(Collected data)
····················
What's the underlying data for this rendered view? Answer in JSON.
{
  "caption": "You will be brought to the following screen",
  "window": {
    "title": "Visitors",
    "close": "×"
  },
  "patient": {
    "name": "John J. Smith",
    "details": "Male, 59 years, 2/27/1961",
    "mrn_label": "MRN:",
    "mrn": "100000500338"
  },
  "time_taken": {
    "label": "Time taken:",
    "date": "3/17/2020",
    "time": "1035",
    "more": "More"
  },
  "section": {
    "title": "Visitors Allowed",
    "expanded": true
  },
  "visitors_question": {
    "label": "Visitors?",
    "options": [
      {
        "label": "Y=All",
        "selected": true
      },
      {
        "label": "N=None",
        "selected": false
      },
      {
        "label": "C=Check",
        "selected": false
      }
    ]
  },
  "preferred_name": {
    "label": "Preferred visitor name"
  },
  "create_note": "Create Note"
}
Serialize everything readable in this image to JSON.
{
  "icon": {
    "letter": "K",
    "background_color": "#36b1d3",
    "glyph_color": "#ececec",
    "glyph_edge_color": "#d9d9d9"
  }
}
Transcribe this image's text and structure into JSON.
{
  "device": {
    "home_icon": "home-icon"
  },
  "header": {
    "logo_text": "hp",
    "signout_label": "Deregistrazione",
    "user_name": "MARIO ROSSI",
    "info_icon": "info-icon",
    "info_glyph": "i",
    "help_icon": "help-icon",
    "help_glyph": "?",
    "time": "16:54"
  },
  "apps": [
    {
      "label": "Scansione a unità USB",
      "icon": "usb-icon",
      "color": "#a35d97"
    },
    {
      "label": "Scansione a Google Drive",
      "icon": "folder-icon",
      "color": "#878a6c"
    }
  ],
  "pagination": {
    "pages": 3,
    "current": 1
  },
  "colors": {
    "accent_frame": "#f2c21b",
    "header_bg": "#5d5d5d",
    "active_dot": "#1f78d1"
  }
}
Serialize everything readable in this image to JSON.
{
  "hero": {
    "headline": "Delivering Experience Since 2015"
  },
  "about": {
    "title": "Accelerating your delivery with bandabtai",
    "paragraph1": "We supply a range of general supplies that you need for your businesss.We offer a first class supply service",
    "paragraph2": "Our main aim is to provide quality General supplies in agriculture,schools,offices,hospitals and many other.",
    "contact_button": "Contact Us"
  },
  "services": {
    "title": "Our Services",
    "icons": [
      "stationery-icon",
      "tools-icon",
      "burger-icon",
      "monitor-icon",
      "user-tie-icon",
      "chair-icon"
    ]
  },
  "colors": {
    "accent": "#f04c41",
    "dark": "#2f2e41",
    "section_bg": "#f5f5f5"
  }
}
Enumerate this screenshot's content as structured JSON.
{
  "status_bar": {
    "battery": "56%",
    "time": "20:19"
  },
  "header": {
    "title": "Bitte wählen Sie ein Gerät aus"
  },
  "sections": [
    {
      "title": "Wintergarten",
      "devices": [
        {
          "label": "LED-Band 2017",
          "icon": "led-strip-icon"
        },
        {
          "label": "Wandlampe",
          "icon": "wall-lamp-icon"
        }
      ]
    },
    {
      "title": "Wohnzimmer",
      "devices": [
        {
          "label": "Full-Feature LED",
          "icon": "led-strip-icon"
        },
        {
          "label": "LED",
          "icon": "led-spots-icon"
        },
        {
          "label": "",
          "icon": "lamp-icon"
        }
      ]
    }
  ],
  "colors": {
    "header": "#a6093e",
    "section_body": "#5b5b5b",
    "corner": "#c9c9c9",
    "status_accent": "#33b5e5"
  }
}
····················
**Description of the task**
Extract all lines as given.

**Worked solution**
What's the underlying data for this rendered view? Answer in JSON.
{
  "caption": "You will be brought to the following screen",
  "window": {
    "title": "Visitors",
    "close": "×"
  },
  "patient": {
    "name": "John J. Smith",
    "details": "Male, 59 years, 2/27/1961",
    "mrn_label": "MRN:",
    "mrn": "100000500338"
  },
  "time_taken": {
    "label": "Time taken:",
    "date": "3/17/2020",
    "time": "1035",
    "more": "More"
  },
  "section": {
    "title": "Visitors Allowed",
    "expanded": true
  },
  "visitors_question": {
    "label": "Visitors?",
    "options": [
      {
        "label": "Y=All",
        "selected": true
      },
      {
        "label": "N=None",
        "selected": false
      },
      {
        "label": "C=Check",
        "selected": false
      }
    ]
  },
  "preferred_name": {
    "label": "Preferred visitor name"
  },
  "create_note": "Create Note"
}
Serialize everything readable in this image to JSON.
{
  "icon": {
    "letter": "K",
    "background_color": "#36b1d3",
    "glyph_color": "#ececec",
    "glyph_edge_color": "#d9d9d9"
  }
}
Transcribe this image's text and structure into JSON.
{
  "device": {
    "home_icon": "home-icon"
  },
  "header": {
    "logo_text": "hp",
    "signout_label": "Deregistrazione",
    "user_name": "MARIO ROSSI",
    "info_icon": "info-icon",
    "info_glyph": "i",
    "help_icon": "help-icon",
    "help_glyph": "?",
    "time": "16:54"
  },
  "apps": [
    {
      "label": "Scansione a unità USB",
      "icon": "usb-icon",
      "color": "#a35d97"
    },
    {
      "label": "Scansione a Google Drive",
      "icon": "folder-icon",
      "color": "#878a6c"
    }
  ],
  "pagination": {
    "pages": 3,
    "current": 1
  },
  "colors": {
    "accent_frame": "#f2c21b",
    "header_bg": "#5d5d5d",
    "active_dot": "#1f78d1"
  }
}
Serialize everything readable in this image to JSON.
{
  "hero": {
    "headline": "Delivering Experience Since 2015"
  },
  "about": {
    "title": "Accelerating your delivery with bandabtai",
    "paragraph1": "We supply a range of general supplies that you need for your businesss.We offer a first class supply service",
    "paragraph2": "Our main aim is to provide quality General supplies in agriculture,schools,offices,hospitals and many other.",
    "contact_button": "Contact Us"
  },
  "services": {
    "title": "Our Services",
    "icons": [
      "stationery-icon",
      "tools-icon",
      "burger-icon",
      "monitor-icon",
      "user-tie-icon",
      "chair-icon"
    ]
  },
  "colors": {
    "accent": "#f04c41",
    "dark": "#2f2e41",
    "section_bg": "#f5f5f5"
  }
}
Enumerate this screenshot's content as structured JSON.
{
  "status_bar": {
    "battery": "56%",
    "time": "20:19"
  },
  "header": {
    "title": "Bitte wählen Sie ein Gerät aus"
  },
  "sections": [
    {
      "title": "Wintergarten",
      "devices": [
        {
          "label": "LED-Band 2017",
          "icon": "led-strip-icon"
        },
        {
          "label": "Wandlampe",
          "icon": "wall-lamp-icon"
        }
      ]
    },
    {
      "title": "Wohnzimmer",
      "devices": [
        {
          "label": "Full-Feature LED",
          "icon": "led-strip-icon"
        },
        {
          "label": "LED",
          "icon": "led-spots-icon"
        },
        {
          "label": "",
          "icon": "lamp-icon"
        }
      ]
    }
  ],
  "colors": {
    "header": "#a6093e",
    "section_body": "#5b5b5b",
    "corner": "#c9c9c9",
    "status_accent": "#33b5e5"
  }
}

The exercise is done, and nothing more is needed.